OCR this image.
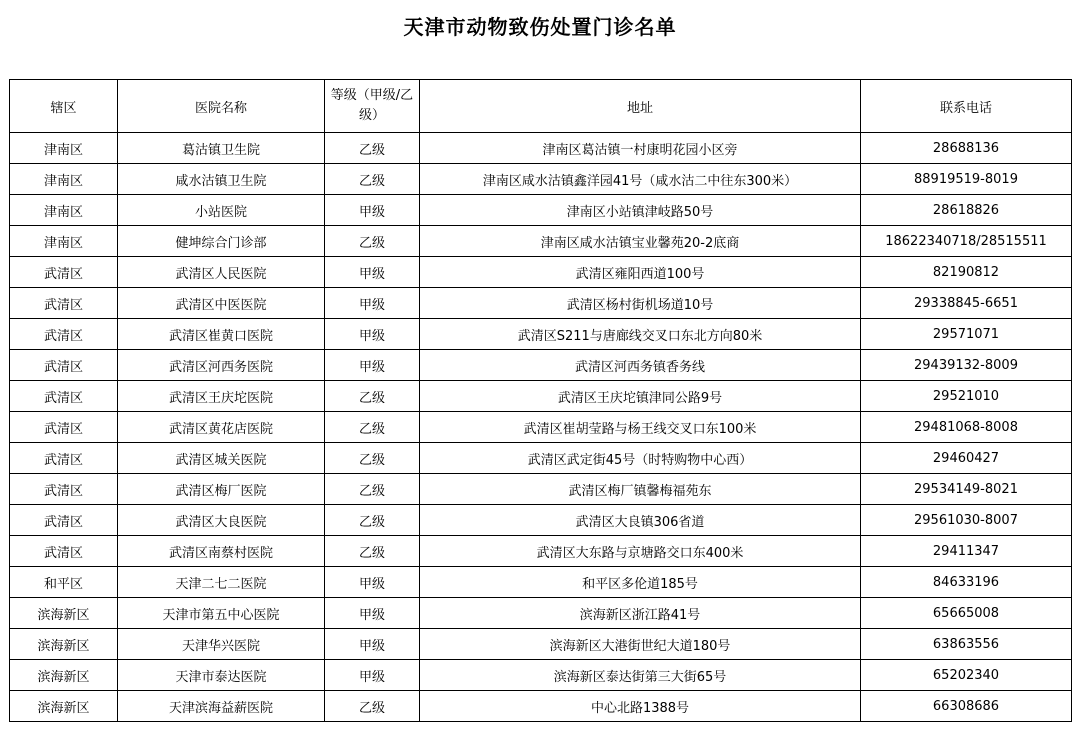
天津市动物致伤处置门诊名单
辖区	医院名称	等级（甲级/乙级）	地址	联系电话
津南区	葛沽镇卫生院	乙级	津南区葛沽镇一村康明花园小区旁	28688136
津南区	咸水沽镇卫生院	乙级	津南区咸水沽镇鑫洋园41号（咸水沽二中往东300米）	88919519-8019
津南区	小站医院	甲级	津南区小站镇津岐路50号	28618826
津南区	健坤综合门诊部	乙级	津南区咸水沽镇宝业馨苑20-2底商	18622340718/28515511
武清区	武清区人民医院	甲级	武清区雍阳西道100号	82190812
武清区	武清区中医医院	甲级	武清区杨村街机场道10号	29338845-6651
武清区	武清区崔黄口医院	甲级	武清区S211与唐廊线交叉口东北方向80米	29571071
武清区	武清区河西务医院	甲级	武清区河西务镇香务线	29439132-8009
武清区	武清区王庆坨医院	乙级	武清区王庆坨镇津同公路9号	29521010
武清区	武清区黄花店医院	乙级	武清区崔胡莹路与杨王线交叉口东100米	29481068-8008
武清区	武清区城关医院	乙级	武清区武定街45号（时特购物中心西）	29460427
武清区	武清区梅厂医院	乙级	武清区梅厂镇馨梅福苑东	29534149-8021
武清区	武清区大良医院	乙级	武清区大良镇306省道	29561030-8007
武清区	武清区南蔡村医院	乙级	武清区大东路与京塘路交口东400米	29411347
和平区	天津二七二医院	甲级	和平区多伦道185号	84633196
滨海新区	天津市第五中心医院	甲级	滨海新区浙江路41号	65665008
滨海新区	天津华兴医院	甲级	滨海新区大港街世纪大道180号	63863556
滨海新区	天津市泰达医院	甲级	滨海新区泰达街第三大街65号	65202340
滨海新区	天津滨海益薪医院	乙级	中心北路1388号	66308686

-------

# GIVEN PROBLEM
Using the listing above, show every line that includes the string "滨海新区".

# PROBLEM SOLUTION
滨海新区	天津市第五中心医院	甲级	滨海新区浙江路41号	65665008
滨海新区	天津华兴医院	甲级	滨海新区大港街世纪大道180号	63863556
滨海新区	天津市泰达医院	甲级	滨海新区泰达街第三大街65号	65202340
滨海新区	天津滨海益薪医院	乙级	中心北路1388号	66308686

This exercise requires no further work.